Which lines below hold the word "true"? Copy all of them.

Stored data

[start]

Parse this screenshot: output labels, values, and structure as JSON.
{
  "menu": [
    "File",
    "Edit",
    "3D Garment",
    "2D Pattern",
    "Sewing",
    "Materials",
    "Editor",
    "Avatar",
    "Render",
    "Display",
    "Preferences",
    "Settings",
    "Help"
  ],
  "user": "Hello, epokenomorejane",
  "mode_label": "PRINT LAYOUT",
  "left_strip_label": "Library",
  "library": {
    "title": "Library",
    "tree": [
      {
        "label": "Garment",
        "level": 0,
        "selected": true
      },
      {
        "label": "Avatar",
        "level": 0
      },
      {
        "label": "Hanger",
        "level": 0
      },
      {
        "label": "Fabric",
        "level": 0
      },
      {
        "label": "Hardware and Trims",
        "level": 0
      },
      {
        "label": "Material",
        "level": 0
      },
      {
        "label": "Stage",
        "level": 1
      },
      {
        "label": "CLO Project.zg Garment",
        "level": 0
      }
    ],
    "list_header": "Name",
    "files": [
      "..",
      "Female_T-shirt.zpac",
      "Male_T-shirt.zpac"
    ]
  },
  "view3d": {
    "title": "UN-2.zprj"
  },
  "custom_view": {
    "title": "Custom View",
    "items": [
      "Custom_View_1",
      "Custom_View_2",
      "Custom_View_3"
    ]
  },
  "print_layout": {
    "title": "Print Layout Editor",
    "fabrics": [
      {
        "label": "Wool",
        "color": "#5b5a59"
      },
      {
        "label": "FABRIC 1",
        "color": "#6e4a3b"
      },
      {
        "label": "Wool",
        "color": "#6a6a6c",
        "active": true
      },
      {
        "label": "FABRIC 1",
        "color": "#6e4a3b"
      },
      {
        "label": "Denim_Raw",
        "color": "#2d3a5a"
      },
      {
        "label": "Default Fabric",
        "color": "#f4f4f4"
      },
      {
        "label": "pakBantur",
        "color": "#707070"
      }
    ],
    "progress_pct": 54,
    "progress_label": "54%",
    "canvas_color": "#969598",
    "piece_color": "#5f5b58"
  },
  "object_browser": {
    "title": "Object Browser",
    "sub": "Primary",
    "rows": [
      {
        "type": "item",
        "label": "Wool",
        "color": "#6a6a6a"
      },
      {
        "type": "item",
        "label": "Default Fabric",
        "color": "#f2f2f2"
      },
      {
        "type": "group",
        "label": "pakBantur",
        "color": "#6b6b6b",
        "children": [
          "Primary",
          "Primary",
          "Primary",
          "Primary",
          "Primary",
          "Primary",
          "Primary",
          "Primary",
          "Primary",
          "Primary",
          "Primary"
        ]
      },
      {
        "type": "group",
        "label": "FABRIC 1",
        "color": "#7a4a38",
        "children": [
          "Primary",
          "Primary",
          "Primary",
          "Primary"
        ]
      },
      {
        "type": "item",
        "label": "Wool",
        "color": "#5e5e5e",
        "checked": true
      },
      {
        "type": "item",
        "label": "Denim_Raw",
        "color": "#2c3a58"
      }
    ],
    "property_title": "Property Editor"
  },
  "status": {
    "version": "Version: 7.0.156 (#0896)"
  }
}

[end]

- _Result of this exercise_
        "selected": true
        "active": true
        "checked": true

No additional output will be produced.